**EXTRACTED DATA**
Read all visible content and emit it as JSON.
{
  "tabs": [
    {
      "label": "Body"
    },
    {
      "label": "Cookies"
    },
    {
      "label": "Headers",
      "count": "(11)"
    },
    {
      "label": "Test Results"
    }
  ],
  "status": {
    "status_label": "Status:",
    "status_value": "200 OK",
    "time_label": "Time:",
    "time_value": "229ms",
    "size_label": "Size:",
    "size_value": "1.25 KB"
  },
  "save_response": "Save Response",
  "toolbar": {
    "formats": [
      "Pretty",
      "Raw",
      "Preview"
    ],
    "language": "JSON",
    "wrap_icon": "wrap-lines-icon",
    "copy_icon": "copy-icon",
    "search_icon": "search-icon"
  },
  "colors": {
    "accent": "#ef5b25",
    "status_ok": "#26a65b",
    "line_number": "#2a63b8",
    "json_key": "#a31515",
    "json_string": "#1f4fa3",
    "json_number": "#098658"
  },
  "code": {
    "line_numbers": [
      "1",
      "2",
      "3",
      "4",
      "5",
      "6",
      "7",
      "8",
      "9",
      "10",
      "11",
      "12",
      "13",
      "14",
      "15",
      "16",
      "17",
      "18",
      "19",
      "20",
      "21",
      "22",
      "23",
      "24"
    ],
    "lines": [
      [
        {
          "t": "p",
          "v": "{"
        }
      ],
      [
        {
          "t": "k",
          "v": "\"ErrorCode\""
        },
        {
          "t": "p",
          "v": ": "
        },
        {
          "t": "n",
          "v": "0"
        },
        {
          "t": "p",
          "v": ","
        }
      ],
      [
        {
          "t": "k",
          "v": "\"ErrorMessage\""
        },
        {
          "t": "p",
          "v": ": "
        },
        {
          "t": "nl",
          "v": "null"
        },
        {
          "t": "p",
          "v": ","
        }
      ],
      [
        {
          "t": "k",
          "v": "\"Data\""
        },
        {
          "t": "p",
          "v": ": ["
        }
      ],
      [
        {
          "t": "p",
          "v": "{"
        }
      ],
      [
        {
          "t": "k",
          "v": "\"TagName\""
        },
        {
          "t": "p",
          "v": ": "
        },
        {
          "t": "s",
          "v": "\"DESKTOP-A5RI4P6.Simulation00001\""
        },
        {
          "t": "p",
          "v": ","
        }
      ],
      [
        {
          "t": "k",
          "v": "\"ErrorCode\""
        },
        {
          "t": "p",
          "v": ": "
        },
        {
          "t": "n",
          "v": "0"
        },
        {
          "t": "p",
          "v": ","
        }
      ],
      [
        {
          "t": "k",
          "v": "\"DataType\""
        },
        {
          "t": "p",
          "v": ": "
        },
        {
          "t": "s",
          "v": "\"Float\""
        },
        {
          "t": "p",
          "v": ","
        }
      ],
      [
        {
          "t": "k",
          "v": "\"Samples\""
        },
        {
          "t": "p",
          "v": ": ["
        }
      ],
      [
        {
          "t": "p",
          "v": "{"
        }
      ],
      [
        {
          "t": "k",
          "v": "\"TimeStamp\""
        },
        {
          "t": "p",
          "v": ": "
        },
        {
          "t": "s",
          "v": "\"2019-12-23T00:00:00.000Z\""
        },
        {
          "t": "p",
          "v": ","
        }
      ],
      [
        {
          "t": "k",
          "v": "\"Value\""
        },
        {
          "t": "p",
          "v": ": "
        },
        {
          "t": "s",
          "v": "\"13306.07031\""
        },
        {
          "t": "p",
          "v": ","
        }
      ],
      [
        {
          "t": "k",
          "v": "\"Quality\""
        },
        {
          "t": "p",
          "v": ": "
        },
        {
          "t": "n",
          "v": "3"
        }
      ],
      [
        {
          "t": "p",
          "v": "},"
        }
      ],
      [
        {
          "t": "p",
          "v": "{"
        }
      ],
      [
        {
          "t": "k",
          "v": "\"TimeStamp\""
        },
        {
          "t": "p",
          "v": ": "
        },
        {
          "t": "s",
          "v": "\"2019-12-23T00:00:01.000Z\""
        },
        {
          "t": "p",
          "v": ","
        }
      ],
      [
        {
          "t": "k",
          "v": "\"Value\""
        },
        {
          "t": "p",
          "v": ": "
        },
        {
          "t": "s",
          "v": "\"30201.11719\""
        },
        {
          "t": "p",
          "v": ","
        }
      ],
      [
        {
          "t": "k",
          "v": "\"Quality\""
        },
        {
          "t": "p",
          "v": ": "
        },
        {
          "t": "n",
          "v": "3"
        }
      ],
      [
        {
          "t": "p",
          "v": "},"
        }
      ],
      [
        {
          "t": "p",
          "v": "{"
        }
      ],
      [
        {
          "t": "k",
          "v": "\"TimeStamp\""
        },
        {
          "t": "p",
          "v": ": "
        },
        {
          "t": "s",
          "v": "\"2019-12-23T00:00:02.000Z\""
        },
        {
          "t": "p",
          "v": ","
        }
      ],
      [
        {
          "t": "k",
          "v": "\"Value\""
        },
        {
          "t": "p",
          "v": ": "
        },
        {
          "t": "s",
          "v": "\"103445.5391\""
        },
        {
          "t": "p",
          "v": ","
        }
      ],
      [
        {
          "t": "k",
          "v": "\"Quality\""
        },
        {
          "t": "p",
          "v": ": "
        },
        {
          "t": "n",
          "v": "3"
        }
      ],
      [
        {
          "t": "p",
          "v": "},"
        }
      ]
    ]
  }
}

**AIM OF THE TASK**
Print out every record again, exactly and in full.

**CORRECT OUTPUT**
Read all visible content and emit it as JSON.
{
  "tabs": [
    {
      "label": "Body"
    },
    {
      "label": "Cookies"
    },
    {
      "label": "Headers",
      "count": "(11)"
    },
    {
      "label": "Test Results"
    }
  ],
  "status": {
    "status_label": "Status:",
    "status_value": "200 OK",
    "time_label": "Time:",
    "time_value": "229ms",
    "size_label": "Size:",
    "size_value": "1.25 KB"
  },
  "save_response": "Save Response",
  "toolbar": {
    "formats": [
      "Pretty",
      "Raw",
      "Preview"
    ],
    "language": "JSON",
    "wrap_icon": "wrap-lines-icon",
    "copy_icon": "copy-icon",
    "search_icon": "search-icon"
  },
  "colors": {
    "accent": "#ef5b25",
    "status_ok": "#26a65b",
    "line_number": "#2a63b8",
    "json_key": "#a31515",
    "json_string": "#1f4fa3",
    "json_number": "#098658"
  },
  "code": {
    "line_numbers": [
      "1",
      "2",
      "3",
      "4",
      "5",
      "6",
      "7",
      "8",
      "9",
      "10",
      "11",
      "12",
      "13",
      "14",
      "15",
      "16",
      "17",
      "18",
      "19",
      "20",
      "21",
      "22",
      "23",
      "24"
    ],
    "lines": [
      [
        {
          "t": "p",
          "v": "{"
        }
      ],
      [
        {
          "t": "k",
          "v": "\"ErrorCode\""
        },
        {
          "t": "p",
          "v": ": "
        },
        {
          "t": "n",
          "v": "0"
        },
        {
          "t": "p",
          "v": ","
        }
      ],
      [
        {
          "t": "k",
          "v": "\"ErrorMessage\""
        },
        {
          "t": "p",
          "v": ": "
        },
        {
          "t": "nl",
          "v": "null"
        },
        {
          "t": "p",
          "v": ","
        }
      ],
      [
        {
          "t": "k",
          "v": "\"Data\""
        },
        {
          "t": "p",
          "v": ": ["
        }
      ],
      [
        {
          "t": "p",
          "v": "{"
        }
      ],
      [
        {
          "t": "k",
          "v": "\"TagName\""
        },
        {
          "t": "p",
          "v": ": "
        },
        {
          "t": "s",
          "v": "\"DESKTOP-A5RI4P6.Simulation00001\""
        },
        {
          "t": "p",
          "v": ","
        }
      ],
      [
        {
          "t": "k",
          "v": "\"ErrorCode\""
        },
        {
          "t": "p",
          "v": ": "
        },
        {
          "t": "n",
          "v": "0"
        },
        {
          "t": "p",
          "v": ","
        }
      ],
      [
        {
          "t": "k",
          "v": "\"DataType\""
        },
        {
          "t": "p",
          "v": ": "
        },
        {
          "t": "s",
          "v": "\"Float\""
        },
        {
          "t": "p",
          "v": ","
        }
      ],
      [
        {
          "t": "k",
          "v": "\"Samples\""
        },
        {
          "t": "p",
          "v": ": ["
        }
      ],
      [
        {
          "t": "p",
          "v": "{"
        }
      ],
      [
        {
          "t": "k",
          "v": "\"TimeStamp\""
        },
        {
          "t": "p",
          "v": ": "
        },
        {
          "t": "s",
          "v": "\"2019-12-23T00:00:00.000Z\""
        },
        {
          "t": "p",
          "v": ","
        }
      ],
      [
        {
          "t": "k",
          "v": "\"Value\""
        },
        {
          "t": "p",
          "v": ": "
        },
        {
          "t": "s",
          "v": "\"13306.07031\""
        },
        {
          "t": "p",
          "v": ","
        }
      ],
      [
        {
          "t": "k",
          "v": "\"Quality\""
        },
        {
          "t": "p",
          "v": ": "
        },
        {
          "t": "n",
          "v": "3"
        }
      ],
      [
        {
          "t": "p",
          "v": "},"
        }
      ],
      [
        {
          "t": "p",
          "v": "{"
        }
      ],
      [
        {
          "t": "k",
          "v": "\"TimeStamp\""
        },
        {
          "t": "p",
          "v": ": "
        },
        {
          "t": "s",
          "v": "\"2019-12-23T00:00:01.000Z\""
        },
        {
          "t": "p",
          "v": ","
        }
      ],
      [
        {
          "t": "k",
          "v": "\"Value\""
        },
        {
          "t": "p",
          "v": ": "
        },
        {
          "t": "s",
          "v": "\"30201.11719\""
        },
        {
          "t": "p",
          "v": ","
        }
      ],
      [
        {
          "t": "k",
          "v": "\"Quality\""
        },
        {
          "t": "p",
          "v": ": "
        },
        {
          "t": "n",
          "v": "3"
        }
      ],
      [
        {
          "t": "p",
          "v": "},"
        }
      ],
      [
        {
          "t": "p",
          "v": "{"
        }
      ],
      [
        {
          "t": "k",
          "v": "\"TimeStamp\""
        },
        {
          "t": "p",
          "v": ": "
        },
        {
          "t": "s",
          "v": "\"2019-12-23T00:00:02.000Z\""
        },
        {
          "t": "p",
          "v": ","
        }
      ],
      [
        {
          "t": "k",
          "v": "\"Value\""
        },
        {
          "t": "p",
          "v": ": "
        },
        {
          "t": "s",
          "v": "\"103445.5391\""
        },
        {
          "t": "p",
          "v": ","
        }
      ],
      [
        {
          "t": "k",
          "v": "\"Quality\""
        },
        {
          "t": "p",
          "v": ": "
        },
        {
          "t": "n",
          "v": "3"
        }
      ],
      [
        {
          "t": "p",
          "v": "},"
        }
      ]
    ]
  }
}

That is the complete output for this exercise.